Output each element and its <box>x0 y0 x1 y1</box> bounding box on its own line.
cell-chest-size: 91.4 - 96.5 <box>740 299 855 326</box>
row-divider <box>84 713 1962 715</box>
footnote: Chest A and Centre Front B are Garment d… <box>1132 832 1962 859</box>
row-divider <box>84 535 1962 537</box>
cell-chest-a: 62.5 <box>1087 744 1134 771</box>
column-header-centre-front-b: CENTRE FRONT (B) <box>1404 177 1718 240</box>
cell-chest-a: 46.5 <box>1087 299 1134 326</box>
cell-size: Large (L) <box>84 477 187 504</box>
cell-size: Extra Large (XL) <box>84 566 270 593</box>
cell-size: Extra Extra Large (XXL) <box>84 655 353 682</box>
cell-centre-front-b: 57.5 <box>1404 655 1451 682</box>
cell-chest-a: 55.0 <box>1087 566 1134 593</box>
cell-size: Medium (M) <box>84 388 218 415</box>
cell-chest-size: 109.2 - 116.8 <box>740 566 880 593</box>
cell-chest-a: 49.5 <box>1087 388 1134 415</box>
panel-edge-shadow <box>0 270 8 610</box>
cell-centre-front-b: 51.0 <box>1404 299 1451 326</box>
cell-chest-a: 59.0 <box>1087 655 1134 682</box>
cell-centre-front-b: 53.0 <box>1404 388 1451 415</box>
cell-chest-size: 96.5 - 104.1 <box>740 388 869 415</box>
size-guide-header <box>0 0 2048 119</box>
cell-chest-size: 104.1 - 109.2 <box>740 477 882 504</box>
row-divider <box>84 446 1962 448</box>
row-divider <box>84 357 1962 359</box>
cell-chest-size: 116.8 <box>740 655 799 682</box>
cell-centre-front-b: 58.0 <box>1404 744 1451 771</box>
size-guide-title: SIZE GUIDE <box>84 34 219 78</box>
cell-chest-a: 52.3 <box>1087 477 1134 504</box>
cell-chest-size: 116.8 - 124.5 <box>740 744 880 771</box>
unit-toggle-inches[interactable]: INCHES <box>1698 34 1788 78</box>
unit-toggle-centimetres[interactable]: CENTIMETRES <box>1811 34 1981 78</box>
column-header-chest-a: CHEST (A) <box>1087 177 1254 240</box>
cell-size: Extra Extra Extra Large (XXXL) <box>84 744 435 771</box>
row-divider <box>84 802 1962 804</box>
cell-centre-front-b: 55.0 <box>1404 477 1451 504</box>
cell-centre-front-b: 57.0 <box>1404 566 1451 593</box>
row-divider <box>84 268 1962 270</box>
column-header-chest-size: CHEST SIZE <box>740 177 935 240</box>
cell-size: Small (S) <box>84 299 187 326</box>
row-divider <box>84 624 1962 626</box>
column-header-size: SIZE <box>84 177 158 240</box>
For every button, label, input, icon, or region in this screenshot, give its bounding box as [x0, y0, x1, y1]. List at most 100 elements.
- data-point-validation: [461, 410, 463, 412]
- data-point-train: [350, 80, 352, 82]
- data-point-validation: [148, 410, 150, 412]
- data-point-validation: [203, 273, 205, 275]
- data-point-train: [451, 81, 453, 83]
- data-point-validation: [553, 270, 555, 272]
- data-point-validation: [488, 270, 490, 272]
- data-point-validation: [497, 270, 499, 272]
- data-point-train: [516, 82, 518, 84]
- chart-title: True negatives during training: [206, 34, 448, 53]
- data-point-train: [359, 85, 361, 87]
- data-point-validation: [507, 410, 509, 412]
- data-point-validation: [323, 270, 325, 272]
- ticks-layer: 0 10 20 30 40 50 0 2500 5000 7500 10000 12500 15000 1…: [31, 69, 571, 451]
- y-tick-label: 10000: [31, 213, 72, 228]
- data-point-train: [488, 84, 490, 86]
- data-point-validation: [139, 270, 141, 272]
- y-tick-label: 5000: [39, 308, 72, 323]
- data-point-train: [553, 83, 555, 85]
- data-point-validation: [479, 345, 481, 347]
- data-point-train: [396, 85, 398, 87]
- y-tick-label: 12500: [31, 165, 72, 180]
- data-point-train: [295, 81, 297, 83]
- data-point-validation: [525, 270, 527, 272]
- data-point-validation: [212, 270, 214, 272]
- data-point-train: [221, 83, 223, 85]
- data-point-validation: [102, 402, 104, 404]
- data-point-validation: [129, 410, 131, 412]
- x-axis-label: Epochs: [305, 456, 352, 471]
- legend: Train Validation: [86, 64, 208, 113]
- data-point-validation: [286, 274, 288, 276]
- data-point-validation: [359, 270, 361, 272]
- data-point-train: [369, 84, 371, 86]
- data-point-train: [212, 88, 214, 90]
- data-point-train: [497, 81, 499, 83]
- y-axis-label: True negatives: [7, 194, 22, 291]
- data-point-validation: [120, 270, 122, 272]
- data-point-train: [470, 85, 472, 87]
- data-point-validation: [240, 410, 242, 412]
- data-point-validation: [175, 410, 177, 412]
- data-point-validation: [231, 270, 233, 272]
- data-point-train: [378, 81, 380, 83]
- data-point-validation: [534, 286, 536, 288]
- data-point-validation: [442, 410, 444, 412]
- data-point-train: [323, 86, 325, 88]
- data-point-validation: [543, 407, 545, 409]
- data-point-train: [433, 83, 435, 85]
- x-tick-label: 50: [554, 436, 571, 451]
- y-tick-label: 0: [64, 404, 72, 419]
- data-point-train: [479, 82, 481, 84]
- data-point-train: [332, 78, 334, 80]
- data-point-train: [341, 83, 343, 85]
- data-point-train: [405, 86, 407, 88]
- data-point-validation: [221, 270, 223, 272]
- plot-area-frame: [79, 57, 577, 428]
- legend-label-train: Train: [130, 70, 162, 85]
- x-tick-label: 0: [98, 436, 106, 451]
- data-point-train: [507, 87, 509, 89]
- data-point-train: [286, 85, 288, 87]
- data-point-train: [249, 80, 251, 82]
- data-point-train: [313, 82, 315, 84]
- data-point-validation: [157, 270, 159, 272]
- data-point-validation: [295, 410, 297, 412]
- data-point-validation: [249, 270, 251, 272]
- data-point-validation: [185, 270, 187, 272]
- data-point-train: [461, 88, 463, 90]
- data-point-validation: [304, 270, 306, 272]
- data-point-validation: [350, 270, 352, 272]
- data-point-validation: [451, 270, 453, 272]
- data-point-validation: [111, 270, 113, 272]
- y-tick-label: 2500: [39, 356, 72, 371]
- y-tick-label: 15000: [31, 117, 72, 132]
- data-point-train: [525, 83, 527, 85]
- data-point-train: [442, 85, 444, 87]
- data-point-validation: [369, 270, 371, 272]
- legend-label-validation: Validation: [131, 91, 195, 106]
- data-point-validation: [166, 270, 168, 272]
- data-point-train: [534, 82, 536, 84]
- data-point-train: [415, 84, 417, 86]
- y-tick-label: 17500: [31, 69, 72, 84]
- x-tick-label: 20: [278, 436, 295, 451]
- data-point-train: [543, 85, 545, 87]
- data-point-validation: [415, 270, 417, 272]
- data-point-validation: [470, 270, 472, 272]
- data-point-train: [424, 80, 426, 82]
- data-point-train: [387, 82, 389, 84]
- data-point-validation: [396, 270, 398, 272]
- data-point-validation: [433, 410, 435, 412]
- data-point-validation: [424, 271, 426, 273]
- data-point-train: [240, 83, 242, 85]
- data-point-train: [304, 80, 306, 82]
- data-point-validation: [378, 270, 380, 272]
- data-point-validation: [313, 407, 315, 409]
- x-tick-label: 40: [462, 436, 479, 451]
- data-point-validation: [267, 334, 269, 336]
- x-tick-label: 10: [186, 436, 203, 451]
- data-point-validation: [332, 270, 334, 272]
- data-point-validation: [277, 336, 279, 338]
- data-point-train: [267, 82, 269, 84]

# Aim
Copy the entries verbatim from the first line through the line that contains "size-guide-header <box>0 0 2048 119</box>", inclusive.

# Response to this exercise
Output each element and its <box>x0 y0 x1 y1</box> bounding box on its own line.
cell-chest-size: 91.4 - 96.5 <box>740 299 855 326</box>
row-divider <box>84 713 1962 715</box>
footnote: Chest A and Centre Front B are Garment d… <box>1132 832 1962 859</box>
row-divider <box>84 535 1962 537</box>
cell-chest-a: 62.5 <box>1087 744 1134 771</box>
column-header-centre-front-b: CENTRE FRONT (B) <box>1404 177 1718 240</box>
cell-chest-a: 46.5 <box>1087 299 1134 326</box>
cell-size: Large (L) <box>84 477 187 504</box>
cell-size: Extra Large (XL) <box>84 566 270 593</box>
cell-size: Extra Extra Large (XXL) <box>84 655 353 682</box>
cell-centre-front-b: 57.5 <box>1404 655 1451 682</box>
cell-chest-a: 55.0 <box>1087 566 1134 593</box>
cell-size: Medium (M) <box>84 388 218 415</box>
cell-chest-size: 109.2 - 116.8 <box>740 566 880 593</box>
cell-chest-a: 49.5 <box>1087 388 1134 415</box>
panel-edge-shadow <box>0 270 8 610</box>
cell-centre-front-b: 51.0 <box>1404 299 1451 326</box>
cell-chest-a: 59.0 <box>1087 655 1134 682</box>
cell-centre-front-b: 53.0 <box>1404 388 1451 415</box>
cell-chest-size: 96.5 - 104.1 <box>740 388 869 415</box>
size-guide-header <box>0 0 2048 119</box>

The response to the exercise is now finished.